SET EXERCISE -> Tally the lines in the listing below that contain "Baden" and report the tally alone.

RECORDS SHOWN ->
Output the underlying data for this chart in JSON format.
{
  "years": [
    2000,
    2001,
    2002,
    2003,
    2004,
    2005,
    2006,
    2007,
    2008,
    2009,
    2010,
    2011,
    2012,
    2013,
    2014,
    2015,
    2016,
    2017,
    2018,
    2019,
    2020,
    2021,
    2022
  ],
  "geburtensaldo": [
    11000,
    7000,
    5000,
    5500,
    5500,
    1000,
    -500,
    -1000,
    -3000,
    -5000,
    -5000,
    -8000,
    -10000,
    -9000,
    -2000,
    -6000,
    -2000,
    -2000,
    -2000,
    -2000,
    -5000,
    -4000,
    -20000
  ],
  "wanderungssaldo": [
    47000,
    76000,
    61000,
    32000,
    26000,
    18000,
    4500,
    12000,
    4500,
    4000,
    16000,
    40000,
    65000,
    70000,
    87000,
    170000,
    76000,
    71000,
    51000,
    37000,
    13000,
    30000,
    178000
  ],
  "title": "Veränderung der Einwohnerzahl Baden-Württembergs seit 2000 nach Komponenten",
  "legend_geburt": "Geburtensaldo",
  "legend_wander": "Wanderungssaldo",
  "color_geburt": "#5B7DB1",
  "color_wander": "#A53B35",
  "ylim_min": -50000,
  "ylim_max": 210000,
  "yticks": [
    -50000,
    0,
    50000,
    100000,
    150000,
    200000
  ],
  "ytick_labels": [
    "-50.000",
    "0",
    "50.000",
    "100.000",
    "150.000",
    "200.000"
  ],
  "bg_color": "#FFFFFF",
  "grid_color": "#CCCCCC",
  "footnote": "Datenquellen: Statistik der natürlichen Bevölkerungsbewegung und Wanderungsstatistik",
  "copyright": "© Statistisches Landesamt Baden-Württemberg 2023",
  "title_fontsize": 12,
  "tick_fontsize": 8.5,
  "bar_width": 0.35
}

EXERCISE ANSWER -> 2